What to produce: Filter the lines below, copying only those with the string "nivelul".

[START OF Task input]

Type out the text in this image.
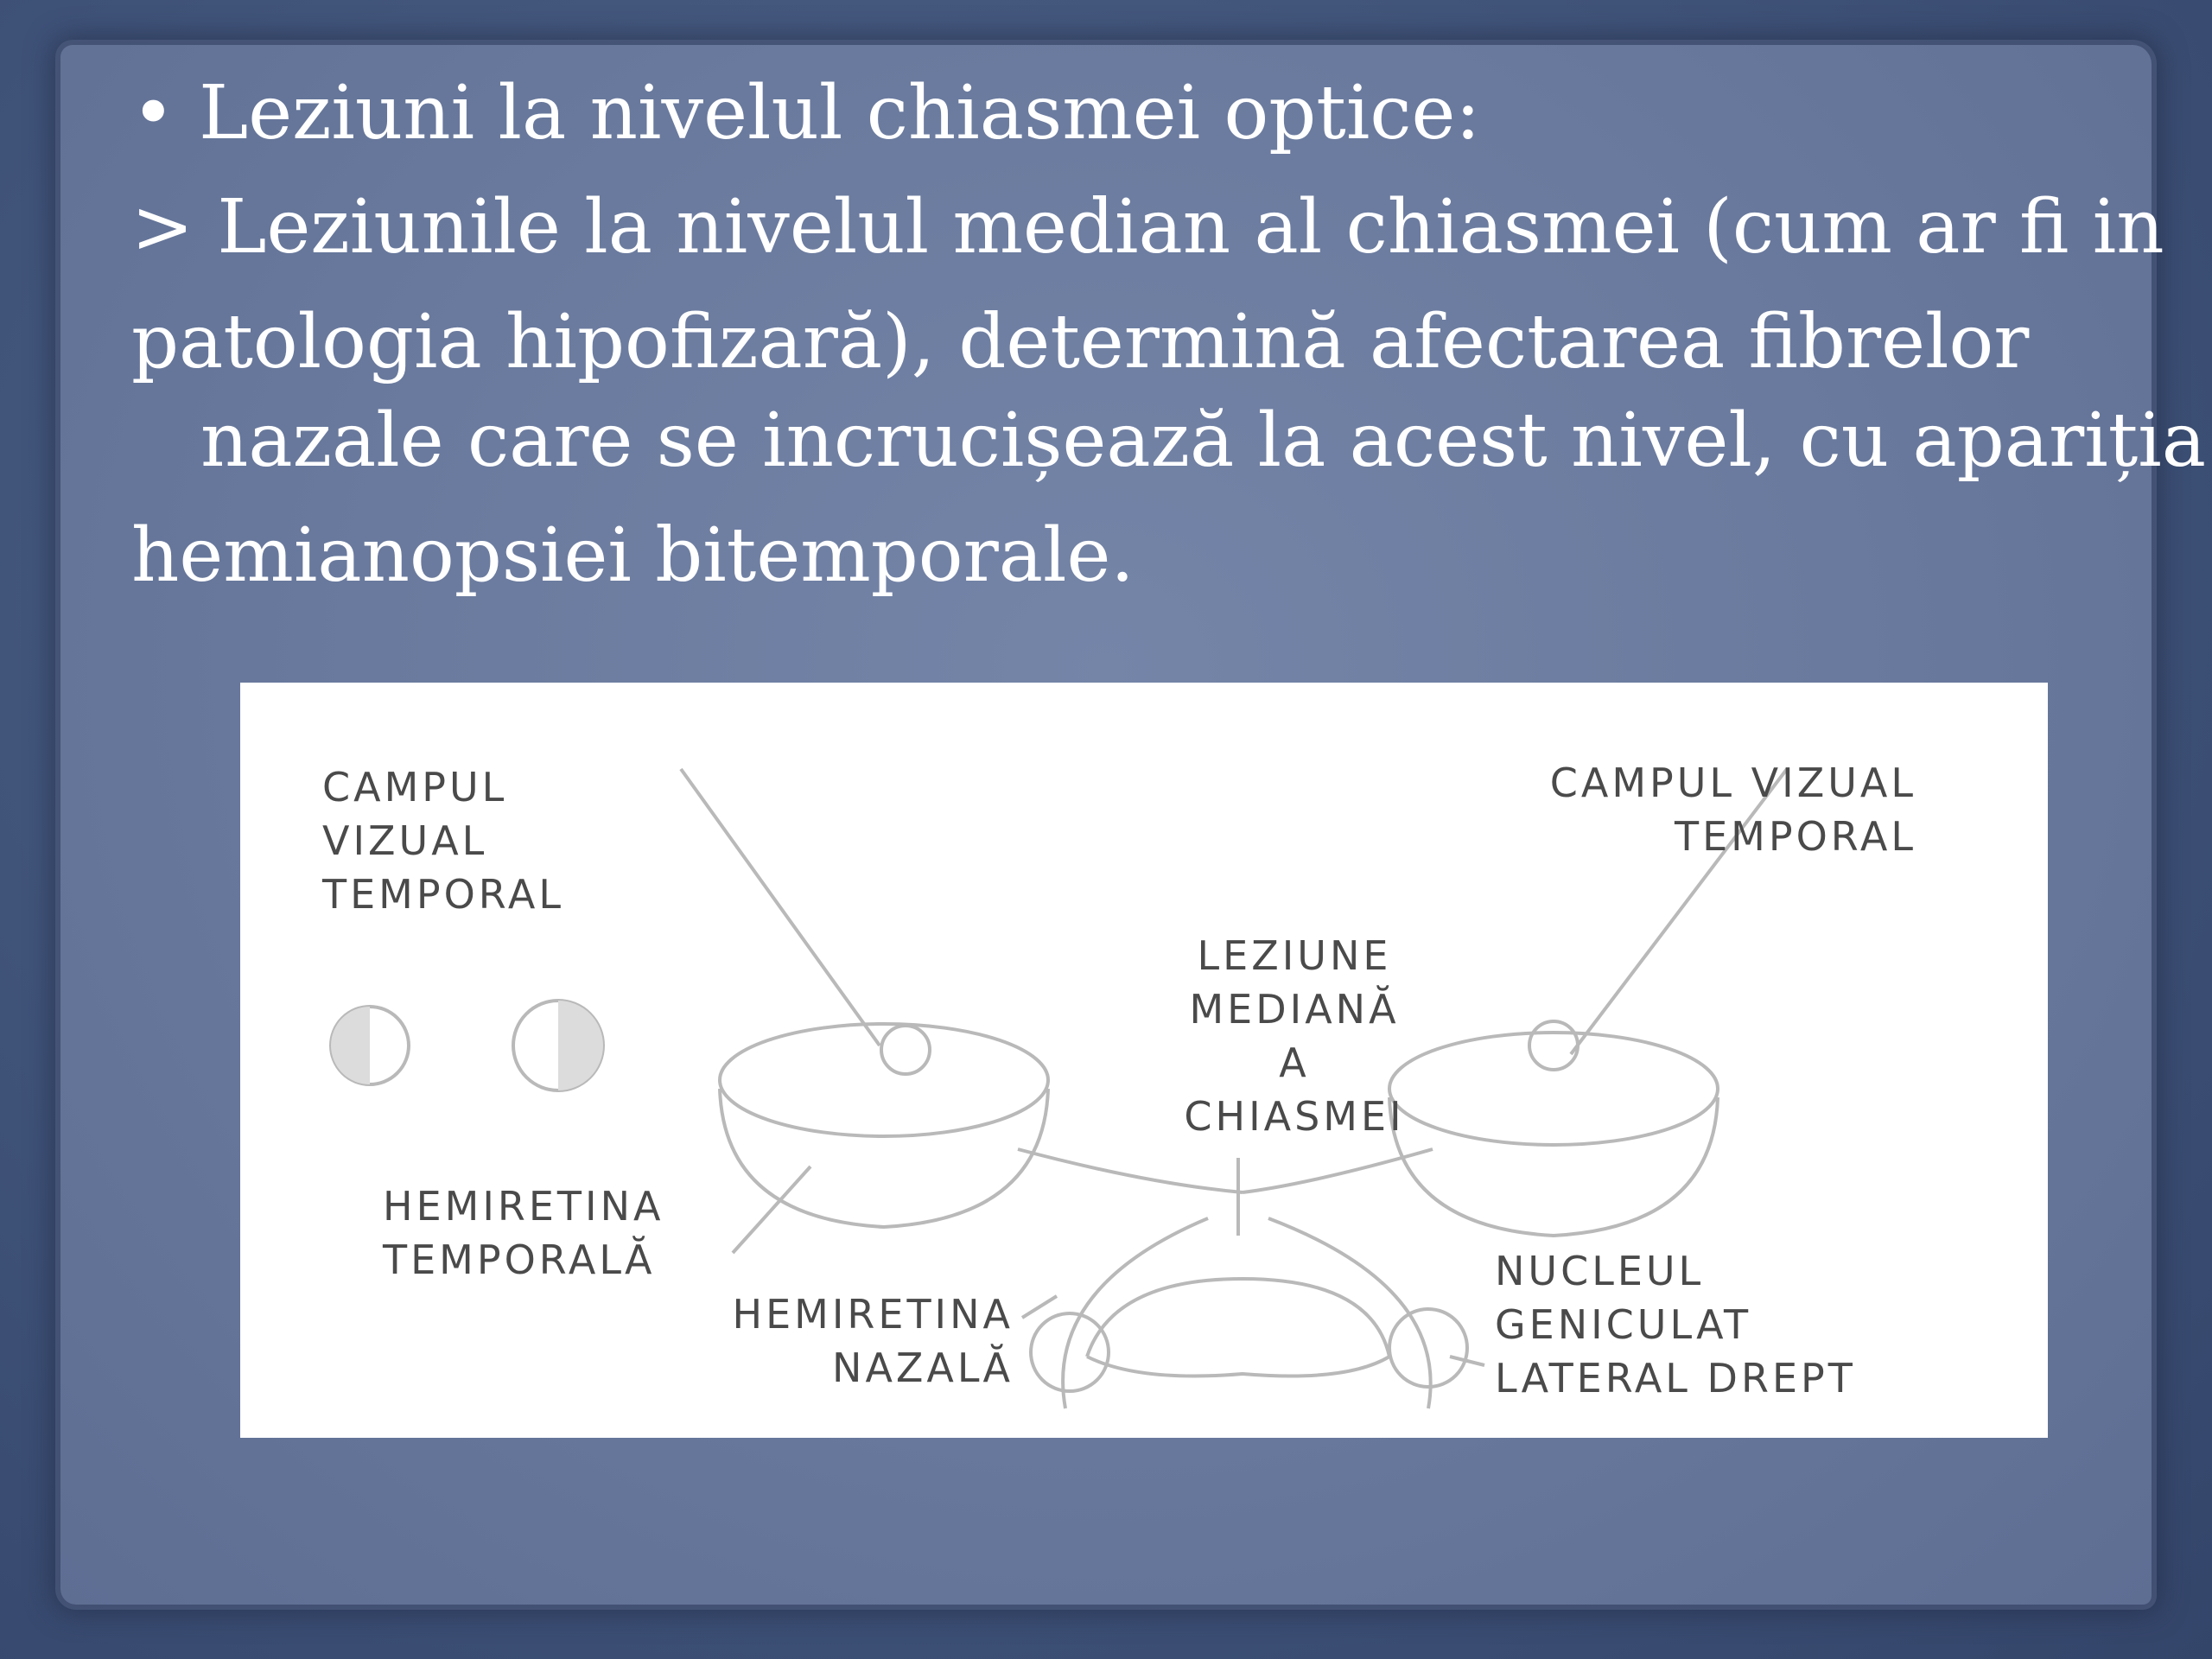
• Leziuni la nivelul chiasmei optice:
> Leziunile la nivelul median al chiasmei (cum ar fi in
patologia hipofizară), determină afectarea fibrelor
nazale care se incrucișează la acest nivel, cu apariția
hemianopsiei bitemporale.
CAMPUL
VIZUAL
TEMPORAL
CAMPUL VIZUAL
TEMPORAL
LEZIUNE
MEDIANĂ
A
CHIASMEI
HEMIRETINA
TEMPORALĂ
HEMIRETINA
NAZALĂ
NUCLEUL
GENICULAT
LATERAL DREPT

[END OF Task input]

Exercise result:
• Leziuni la nivelul chiasmei optice:
> Leziunile la nivelul median al chiasmei (cum ar fi in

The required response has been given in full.